## PROBLEM TO SOLVE
Locate the string "cette" in the listing below. Copy every line where it is found.

## RAW DATA
● ● ● ●
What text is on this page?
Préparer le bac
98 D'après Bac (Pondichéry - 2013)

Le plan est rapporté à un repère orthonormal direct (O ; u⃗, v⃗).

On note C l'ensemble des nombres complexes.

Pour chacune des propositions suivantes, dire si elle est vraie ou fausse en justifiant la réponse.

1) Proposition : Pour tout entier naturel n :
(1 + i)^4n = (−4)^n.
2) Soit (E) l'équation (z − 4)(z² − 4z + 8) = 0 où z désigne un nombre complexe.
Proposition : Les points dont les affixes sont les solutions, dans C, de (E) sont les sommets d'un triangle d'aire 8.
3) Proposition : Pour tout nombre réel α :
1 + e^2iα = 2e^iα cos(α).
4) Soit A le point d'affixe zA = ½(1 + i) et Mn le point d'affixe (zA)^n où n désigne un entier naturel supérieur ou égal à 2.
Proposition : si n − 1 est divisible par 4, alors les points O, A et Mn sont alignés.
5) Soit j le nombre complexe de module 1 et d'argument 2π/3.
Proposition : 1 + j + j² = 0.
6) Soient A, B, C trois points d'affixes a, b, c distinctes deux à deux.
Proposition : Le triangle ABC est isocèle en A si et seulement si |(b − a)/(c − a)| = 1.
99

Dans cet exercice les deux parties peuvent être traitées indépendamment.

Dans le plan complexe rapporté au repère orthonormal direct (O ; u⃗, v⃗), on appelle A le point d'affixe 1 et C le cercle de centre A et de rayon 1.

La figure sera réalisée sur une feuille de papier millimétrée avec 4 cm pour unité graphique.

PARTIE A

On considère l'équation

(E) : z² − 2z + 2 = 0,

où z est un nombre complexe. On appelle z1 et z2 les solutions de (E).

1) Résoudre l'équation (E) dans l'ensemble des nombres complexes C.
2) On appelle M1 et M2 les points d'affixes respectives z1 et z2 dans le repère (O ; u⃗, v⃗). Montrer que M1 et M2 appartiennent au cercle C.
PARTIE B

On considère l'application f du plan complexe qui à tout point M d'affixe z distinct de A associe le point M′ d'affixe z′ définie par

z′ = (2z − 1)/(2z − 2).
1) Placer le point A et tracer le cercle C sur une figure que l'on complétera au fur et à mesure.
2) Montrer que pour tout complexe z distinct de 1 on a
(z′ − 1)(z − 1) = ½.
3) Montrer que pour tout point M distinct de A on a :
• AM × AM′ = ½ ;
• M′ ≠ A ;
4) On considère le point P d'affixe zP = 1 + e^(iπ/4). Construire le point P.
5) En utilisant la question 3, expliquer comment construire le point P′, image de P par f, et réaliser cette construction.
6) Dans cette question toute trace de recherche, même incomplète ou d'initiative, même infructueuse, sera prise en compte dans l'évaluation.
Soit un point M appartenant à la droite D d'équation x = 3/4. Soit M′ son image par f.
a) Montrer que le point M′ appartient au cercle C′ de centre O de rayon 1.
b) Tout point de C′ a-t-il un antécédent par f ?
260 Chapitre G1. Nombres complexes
● ● ● ●
## COMPLETE ANSWER
5) En utilisant la question 3, expliquer comment construire le point P′, image de P par f, et réaliser cette construction.
6) Dans cette question toute trace de recherche, même incomplète ou d'initiative, même infructueuse, sera prise en compte dans l'évaluation.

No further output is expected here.